* GOAL:
Show all lines holding the string "voting".

Data listing

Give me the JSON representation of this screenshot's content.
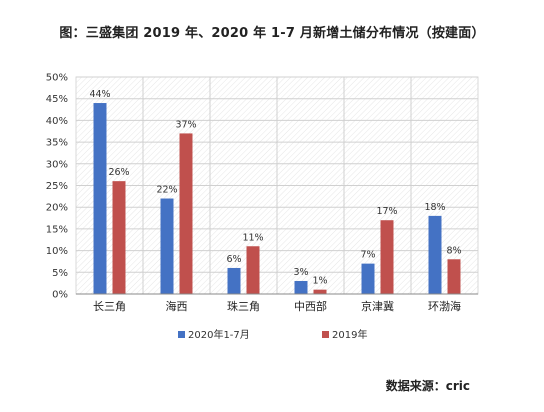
{
  "chart_data": {
    "type": "bar",
    "title": "图：三盛集团 2019 年、2020 年 1-7 月新增土储分布情况（按建面）",
    "categories": [
      "长三角",
      "海西",
      "珠三角",
      "中西部",
      "京津冀",
      "环渤海"
    ],
    "series": [
      {
        "name": "2020年1-7月",
        "values": [
          44,
          22,
          6,
          3,
          7,
          18
        ],
        "color": "#4472C4"
      },
      {
        "name": "2019年",
        "values": [
          26,
          37,
          11,
          1,
          17,
          8
        ],
        "color": "#C0504D"
      }
    ],
    "data_labels": [
      [
        "44%",
        "22%",
        "6%",
        "3%",
        "7%",
        "18%"
      ],
      [
        "26%",
        "37%",
        "11%",
        "1%",
        "17%",
        "8%"
      ]
    ],
    "y_ticks": [
      "0%",
      "5%",
      "10%",
      "15%",
      "20%",
      "25%",
      "30%",
      "35%",
      "40%",
      "45%",
      "50%"
    ],
    "ylim": [
      0,
      50
    ],
    "grid": true,
    "legend_position": "bottom"
  },
  "source_note": "数据来源：cric"
}
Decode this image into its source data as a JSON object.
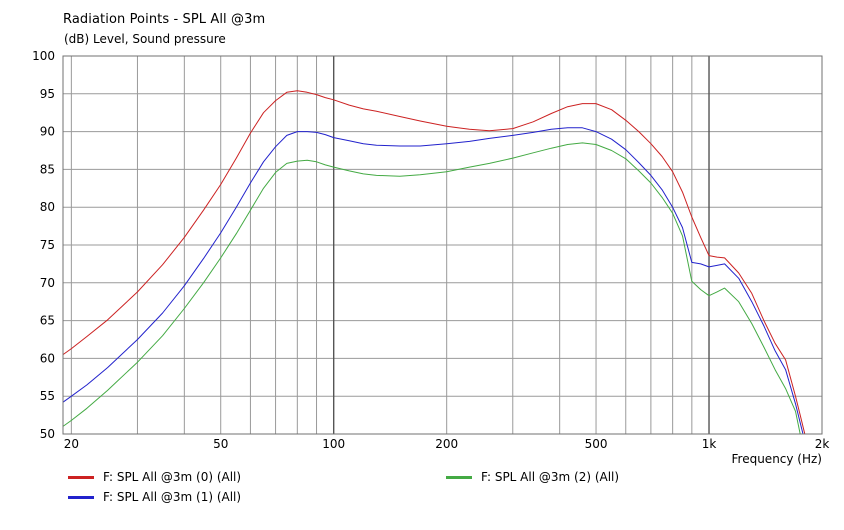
{
  "chart_data": {
    "type": "line",
    "title": "Radiation Points - SPL All @3m",
    "ylabel": "(dB)  Level, Sound pressure",
    "xlabel": "Frequency  (Hz)",
    "x_scale": "log",
    "xlim": [
      19,
      2000
    ],
    "ylim": [
      50,
      100
    ],
    "grid": true,
    "legend_placement": "bottom",
    "y_ticks": [
      50,
      55,
      60,
      65,
      70,
      75,
      80,
      85,
      90,
      95,
      100
    ],
    "y_tick_labels": [
      "50",
      "55",
      "60",
      "65",
      "70",
      "75",
      "80",
      "85",
      "90",
      "95",
      "100"
    ],
    "x_grid": [
      20,
      30,
      40,
      50,
      60,
      70,
      80,
      90,
      100,
      200,
      300,
      400,
      500,
      600,
      700,
      800,
      900,
      1000,
      2000
    ],
    "x_major_grid": [
      100,
      1000
    ],
    "x_ticks": [
      20,
      50,
      100,
      200,
      500,
      1000,
      2000
    ],
    "x_tick_labels": [
      "20",
      "50",
      "100",
      "200",
      "500",
      "1k",
      "2k"
    ],
    "series": [
      {
        "name": "F: SPL All @3m (0)  (All)",
        "color": "#cc2222",
        "x": [
          19,
          20,
          22,
          25,
          30,
          35,
          40,
          45,
          50,
          55,
          60,
          65,
          70,
          75,
          80,
          85,
          90,
          95,
          100,
          110,
          120,
          130,
          150,
          170,
          200,
          230,
          260,
          300,
          340,
          380,
          420,
          460,
          500,
          550,
          600,
          650,
          700,
          750,
          800,
          850,
          900,
          950,
          1000,
          1050,
          1100,
          1200,
          1300,
          1400,
          1500,
          1600,
          1700,
          1750,
          1800
        ],
        "y": [
          60.5,
          61.3,
          62.9,
          65.1,
          68.8,
          72.4,
          76.0,
          79.6,
          83.0,
          86.5,
          89.8,
          92.5,
          94.1,
          95.2,
          95.4,
          95.2,
          94.9,
          94.5,
          94.2,
          93.5,
          93.0,
          92.7,
          92.0,
          91.4,
          90.7,
          90.3,
          90.1,
          90.4,
          91.3,
          92.4,
          93.3,
          93.7,
          93.7,
          92.9,
          91.5,
          90.0,
          88.4,
          86.7,
          84.7,
          82.0,
          78.7,
          76.0,
          73.6,
          73.4,
          73.3,
          71.3,
          68.6,
          65.0,
          62.0,
          59.8,
          55.0,
          52.5,
          50.0
        ]
      },
      {
        "name": "F: SPL All @3m (1)  (All)",
        "color": "#2222cc",
        "x": [
          19,
          20,
          22,
          25,
          30,
          35,
          40,
          45,
          50,
          55,
          60,
          65,
          70,
          75,
          80,
          85,
          90,
          95,
          100,
          110,
          120,
          130,
          150,
          170,
          200,
          230,
          260,
          300,
          340,
          380,
          420,
          460,
          500,
          550,
          600,
          650,
          700,
          750,
          800,
          850,
          900,
          950,
          1000,
          1050,
          1100,
          1200,
          1300,
          1400,
          1500,
          1600,
          1700,
          1750,
          1780
        ],
        "y": [
          54.2,
          55.0,
          56.5,
          58.8,
          62.5,
          66.0,
          69.6,
          73.2,
          76.6,
          80.0,
          83.2,
          86.0,
          88.0,
          89.5,
          90.0,
          90.0,
          89.9,
          89.6,
          89.2,
          88.8,
          88.4,
          88.2,
          88.1,
          88.1,
          88.4,
          88.7,
          89.1,
          89.5,
          89.9,
          90.3,
          90.5,
          90.5,
          90.0,
          89.0,
          87.6,
          85.9,
          84.2,
          82.3,
          80.0,
          77.3,
          72.7,
          72.5,
          72.1,
          72.3,
          72.5,
          70.6,
          67.5,
          64.3,
          61.0,
          58.5,
          54.0,
          51.5,
          50.0
        ]
      },
      {
        "name": "F: SPL All @3m (2)  (All)",
        "color": "#44aa44",
        "x": [
          19,
          20,
          22,
          25,
          30,
          35,
          40,
          45,
          50,
          55,
          60,
          65,
          70,
          75,
          80,
          85,
          90,
          95,
          100,
          110,
          120,
          130,
          150,
          170,
          200,
          230,
          260,
          300,
          340,
          380,
          420,
          460,
          500,
          550,
          600,
          650,
          700,
          750,
          800,
          850,
          900,
          950,
          1000,
          1050,
          1100,
          1200,
          1300,
          1400,
          1500,
          1600,
          1700,
          1750
        ],
        "y": [
          51.0,
          51.8,
          53.4,
          55.8,
          59.5,
          63.0,
          66.6,
          70.0,
          73.3,
          76.5,
          79.6,
          82.5,
          84.6,
          85.8,
          86.1,
          86.2,
          86.0,
          85.6,
          85.3,
          84.8,
          84.4,
          84.2,
          84.1,
          84.3,
          84.7,
          85.3,
          85.8,
          86.5,
          87.2,
          87.8,
          88.3,
          88.5,
          88.3,
          87.5,
          86.4,
          84.8,
          83.2,
          81.3,
          79.2,
          76.2,
          70.2,
          69.1,
          68.3,
          68.8,
          69.3,
          67.5,
          64.6,
          61.5,
          58.5,
          56.0,
          53.0,
          50.0
        ]
      }
    ]
  }
}
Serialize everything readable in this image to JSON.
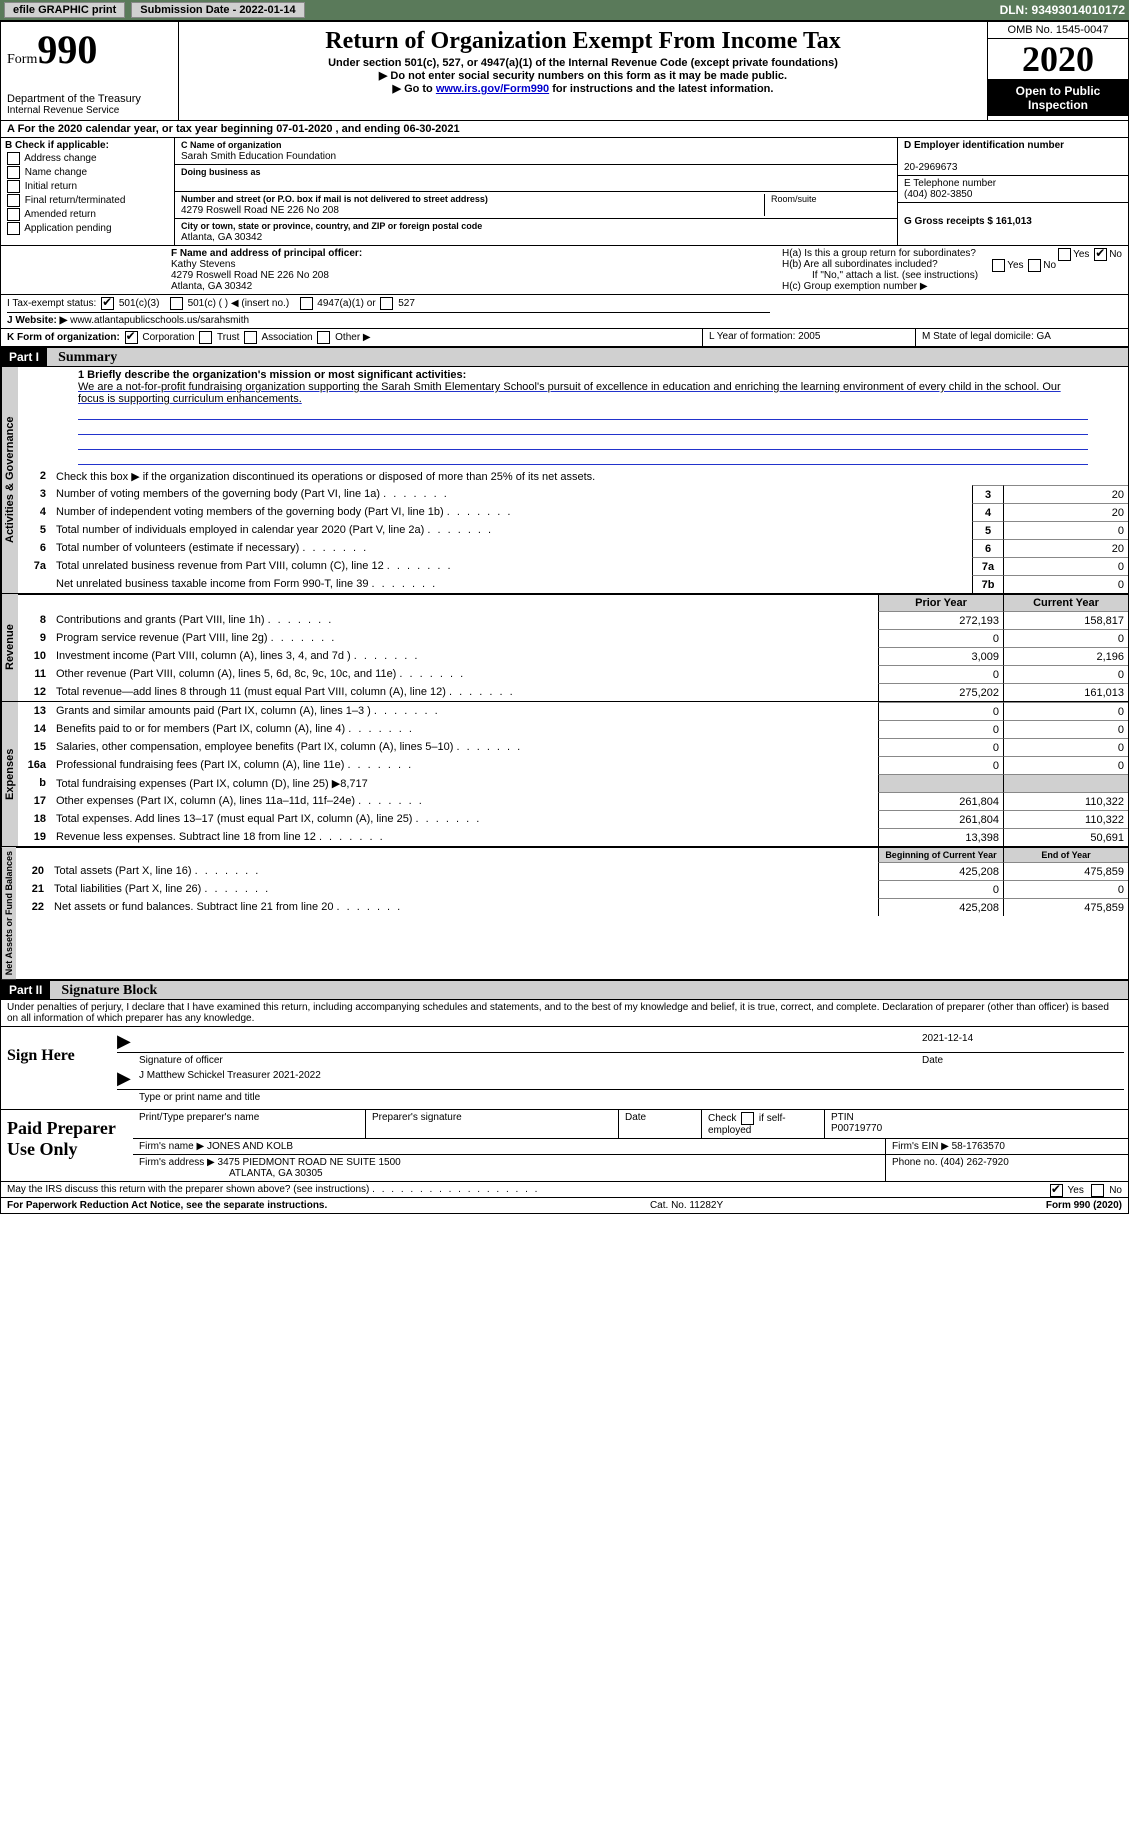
{
  "topbar": {
    "efile_label": "efile GRAPHIC print",
    "submission_label": "Submission Date - 2022-01-14",
    "dln_label": "DLN: 93493014010172"
  },
  "header": {
    "form_word": "Form",
    "form_number": "990",
    "dept": "Department of the Treasury",
    "irs": "Internal Revenue Service",
    "title": "Return of Organization Exempt From Income Tax",
    "sub": "Under section 501(c), 527, or 4947(a)(1) of the Internal Revenue Code (except private foundations)",
    "note1": "▶ Do not enter social security numbers on this form as it may be made public.",
    "note2_pre": "▶ Go to ",
    "note2_link": "www.irs.gov/Form990",
    "note2_post": " for instructions and the latest information.",
    "omb": "OMB No. 1545-0047",
    "year": "2020",
    "inspection1": "Open to Public",
    "inspection2": "Inspection"
  },
  "period": "A For the 2020 calendar year, or tax year beginning 07-01-2020    , and ending 06-30-2021",
  "sectionB": {
    "title": "B Check if applicable:",
    "opts": [
      "Address change",
      "Name change",
      "Initial return",
      "Final return/terminated",
      "Amended return",
      "Application pending"
    ]
  },
  "sectionC": {
    "name_label": "C Name of organization",
    "name": "Sarah Smith Education Foundation",
    "dba_label": "Doing business as",
    "addr_label": "Number and street (or P.O. box if mail is not delivered to street address)",
    "room_label": "Room/suite",
    "addr": "4279 Roswell Road NE 226 No 208",
    "city_label": "City or town, state or province, country, and ZIP or foreign postal code",
    "city": "Atlanta, GA   30342"
  },
  "sectionD": {
    "ein_label": "D Employer identification number",
    "ein": "20-2969673",
    "phone_label": "E Telephone number",
    "phone": "(404) 802-3850",
    "gross_label": "G Gross receipts $ 161,013"
  },
  "sectionF": {
    "label": "F  Name and address of principal officer:",
    "name": "Kathy Stevens",
    "addr1": "4279 Roswell Road NE 226 No 208",
    "addr2": "Atlanta, GA   30342"
  },
  "sectionH": {
    "a": "H(a)  Is this a group return for subordinates?",
    "b": "H(b)  Are all subordinates included?",
    "b_note": "If \"No,\" attach a list. (see instructions)",
    "c": "H(c)  Group exemption number ▶"
  },
  "sectionI": {
    "label": "I    Tax-exempt status:",
    "o1": "501(c)(3)",
    "o2": "501(c) (   ) ◀ (insert no.)",
    "o3": "4947(a)(1) or",
    "o4": "527"
  },
  "sectionJ": {
    "label": "J   Website: ▶",
    "url": "www.atlantapublicschools.us/sarahsmith"
  },
  "sectionK": {
    "label": "K Form of organization:",
    "o1": "Corporation",
    "o2": "Trust",
    "o3": "Association",
    "o4": "Other ▶"
  },
  "sectionL": "L Year of formation: 2005",
  "sectionM": "M State of legal domicile: GA",
  "part1": {
    "header": "Part I",
    "title": "Summary",
    "q1": "1  Briefly describe the organization's mission or most significant activities:",
    "mission": "We are a not-for-profit fundraising organization supporting the Sarah Smith Elementary School's pursuit of excellence in education and enriching the learning environment of every child in the school. Our focus is supporting curriculum enhancements.",
    "q2": "Check this box ▶       if the organization discontinued its operations or disposed of more than 25% of its net assets.",
    "lines_gov": [
      {
        "n": "3",
        "d": "Number of voting members of the governing body (Part VI, line 1a)",
        "b": "3",
        "v": "20"
      },
      {
        "n": "4",
        "d": "Number of independent voting members of the governing body (Part VI, line 1b)",
        "b": "4",
        "v": "20"
      },
      {
        "n": "5",
        "d": "Total number of individuals employed in calendar year 2020 (Part V, line 2a)",
        "b": "5",
        "v": "0"
      },
      {
        "n": "6",
        "d": "Total number of volunteers (estimate if necessary)",
        "b": "6",
        "v": "20"
      },
      {
        "n": "7a",
        "d": "Total unrelated business revenue from Part VIII, column (C), line 12",
        "b": "7a",
        "v": "0"
      },
      {
        "n": "",
        "d": "Net unrelated business taxable income from Form 990-T, line 39",
        "b": "7b",
        "v": "0"
      }
    ],
    "col_prior": "Prior Year",
    "col_current": "Current Year",
    "lines_rev": [
      {
        "n": "8",
        "d": "Contributions and grants (Part VIII, line 1h)",
        "p": "272,193",
        "c": "158,817"
      },
      {
        "n": "9",
        "d": "Program service revenue (Part VIII, line 2g)",
        "p": "0",
        "c": "0"
      },
      {
        "n": "10",
        "d": "Investment income (Part VIII, column (A), lines 3, 4, and 7d )",
        "p": "3,009",
        "c": "2,196"
      },
      {
        "n": "11",
        "d": "Other revenue (Part VIII, column (A), lines 5, 6d, 8c, 9c, 10c, and 11e)",
        "p": "0",
        "c": "0"
      },
      {
        "n": "12",
        "d": "Total revenue—add lines 8 through 11 (must equal Part VIII, column (A), line 12)",
        "p": "275,202",
        "c": "161,013"
      }
    ],
    "lines_exp": [
      {
        "n": "13",
        "d": "Grants and similar amounts paid (Part IX, column (A), lines 1–3 )",
        "p": "0",
        "c": "0"
      },
      {
        "n": "14",
        "d": "Benefits paid to or for members (Part IX, column (A), line 4)",
        "p": "0",
        "c": "0"
      },
      {
        "n": "15",
        "d": "Salaries, other compensation, employee benefits (Part IX, column (A), lines 5–10)",
        "p": "0",
        "c": "0"
      },
      {
        "n": "16a",
        "d": "Professional fundraising fees (Part IX, column (A), line 11e)",
        "p": "0",
        "c": "0"
      },
      {
        "n": "b",
        "d": "Total fundraising expenses (Part IX, column (D), line 25) ▶8,717",
        "p": "",
        "c": "",
        "grey": true
      },
      {
        "n": "17",
        "d": "Other expenses (Part IX, column (A), lines 11a–11d, 11f–24e)",
        "p": "261,804",
        "c": "110,322"
      },
      {
        "n": "18",
        "d": "Total expenses. Add lines 13–17 (must equal Part IX, column (A), line 25)",
        "p": "261,804",
        "c": "110,322"
      },
      {
        "n": "19",
        "d": "Revenue less expenses. Subtract line 18 from line 12",
        "p": "13,398",
        "c": "50,691"
      }
    ],
    "col_begin": "Beginning of Current Year",
    "col_end": "End of Year",
    "lines_net": [
      {
        "n": "20",
        "d": "Total assets (Part X, line 16)",
        "p": "425,208",
        "c": "475,859"
      },
      {
        "n": "21",
        "d": "Total liabilities (Part X, line 26)",
        "p": "0",
        "c": "0"
      },
      {
        "n": "22",
        "d": "Net assets or fund balances. Subtract line 21 from line 20",
        "p": "425,208",
        "c": "475,859"
      }
    ],
    "side_gov": "Activities & Governance",
    "side_rev": "Revenue",
    "side_exp": "Expenses",
    "side_net": "Net Assets or Fund Balances",
    "b_sublabel": "b"
  },
  "part2": {
    "header": "Part II",
    "title": "Signature Block",
    "penalties": "Under penalties of perjury, I declare that I have examined this return, including accompanying schedules and statements, and to the best of my knowledge and belief, it is true, correct, and complete. Declaration of preparer (other than officer) is based on all information of which preparer has any knowledge.",
    "sign_here": "Sign Here",
    "sig_officer": "Signature of officer",
    "sig_date": "2021-12-14",
    "date_label": "Date",
    "officer_name": "J Matthew Schickel Treasurer 2021-2022",
    "type_label": "Type or print name and title"
  },
  "preparer": {
    "title": "Paid Preparer Use Only",
    "h1": "Print/Type preparer's name",
    "h2": "Preparer's signature",
    "h3": "Date",
    "h4_pre": "Check",
    "h4_post": "if self-employed",
    "h5": "PTIN",
    "ptin": "P00719770",
    "firm_label": "Firm's name    ▶",
    "firm_name": "JONES AND KOLB",
    "firm_ein_label": "Firm's EIN ▶",
    "firm_ein": "58-1763570",
    "addr_label": "Firm's address ▶",
    "addr1": "3475 PIEDMONT ROAD NE SUITE 1500",
    "addr2": "ATLANTA, GA   30305",
    "phone_label": "Phone no.",
    "phone": "(404) 262-7920"
  },
  "discuss": "May the IRS discuss this return with the preparer shown above? (see instructions)",
  "footer": {
    "left": "For Paperwork Reduction Act Notice, see the separate instructions.",
    "mid": "Cat. No. 11282Y",
    "right": "Form 990 (2020)"
  },
  "yn": {
    "yes": "Yes",
    "no": "No"
  }
}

* EXERCISE ANSWER:
        "d": "Number of voting members of the governing body (Part VI, line 1a)",
        "d": "Number of independent voting members of the governing body (Part VI, line 1b)",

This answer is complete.